→ Your instructions
List the lines of this listing that hold the word "City".

→ Extracted material
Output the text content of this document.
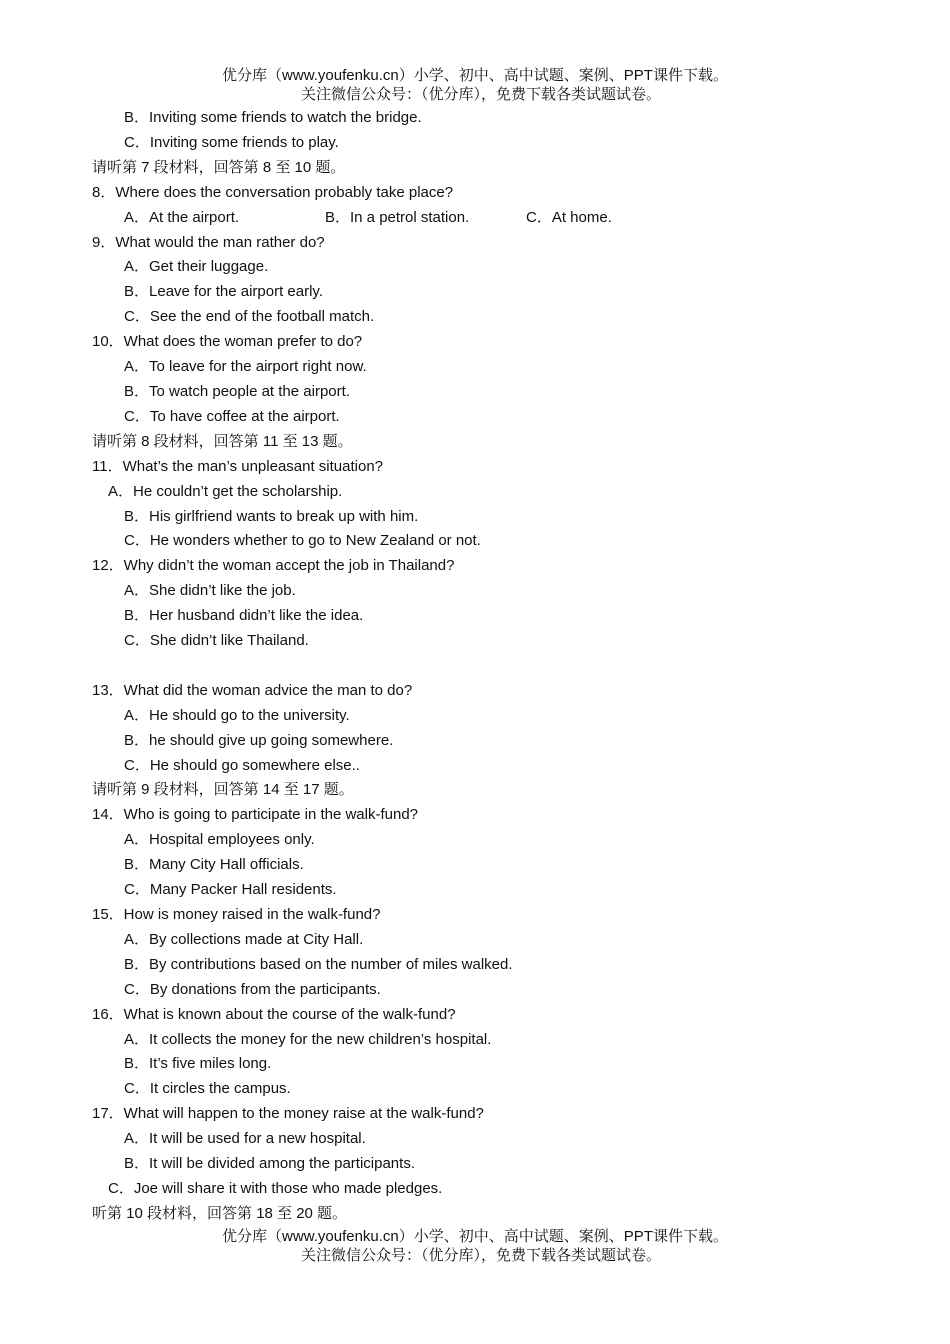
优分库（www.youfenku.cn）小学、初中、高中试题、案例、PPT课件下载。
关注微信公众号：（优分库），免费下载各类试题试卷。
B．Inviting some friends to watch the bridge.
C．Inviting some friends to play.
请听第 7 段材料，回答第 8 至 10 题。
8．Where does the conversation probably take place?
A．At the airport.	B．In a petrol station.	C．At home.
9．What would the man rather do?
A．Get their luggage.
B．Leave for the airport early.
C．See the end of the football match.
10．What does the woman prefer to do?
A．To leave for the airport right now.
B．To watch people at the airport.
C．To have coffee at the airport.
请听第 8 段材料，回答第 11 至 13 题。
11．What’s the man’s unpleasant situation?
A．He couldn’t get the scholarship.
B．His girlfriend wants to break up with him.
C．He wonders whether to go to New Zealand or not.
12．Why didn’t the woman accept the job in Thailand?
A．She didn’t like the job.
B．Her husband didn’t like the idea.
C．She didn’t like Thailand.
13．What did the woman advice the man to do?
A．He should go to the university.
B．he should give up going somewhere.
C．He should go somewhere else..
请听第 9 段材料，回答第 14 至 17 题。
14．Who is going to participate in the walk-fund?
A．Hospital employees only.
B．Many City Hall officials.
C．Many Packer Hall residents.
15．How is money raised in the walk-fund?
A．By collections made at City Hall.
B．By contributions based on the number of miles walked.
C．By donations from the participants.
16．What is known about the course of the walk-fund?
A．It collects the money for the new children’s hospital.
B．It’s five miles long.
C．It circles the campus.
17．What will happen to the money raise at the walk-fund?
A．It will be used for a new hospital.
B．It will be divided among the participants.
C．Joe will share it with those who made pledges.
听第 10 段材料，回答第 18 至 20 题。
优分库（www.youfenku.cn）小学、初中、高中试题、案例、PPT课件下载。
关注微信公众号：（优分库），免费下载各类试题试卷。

→ Answer for this exercise
B．Many City Hall officials.
A．By collections made at City Hall.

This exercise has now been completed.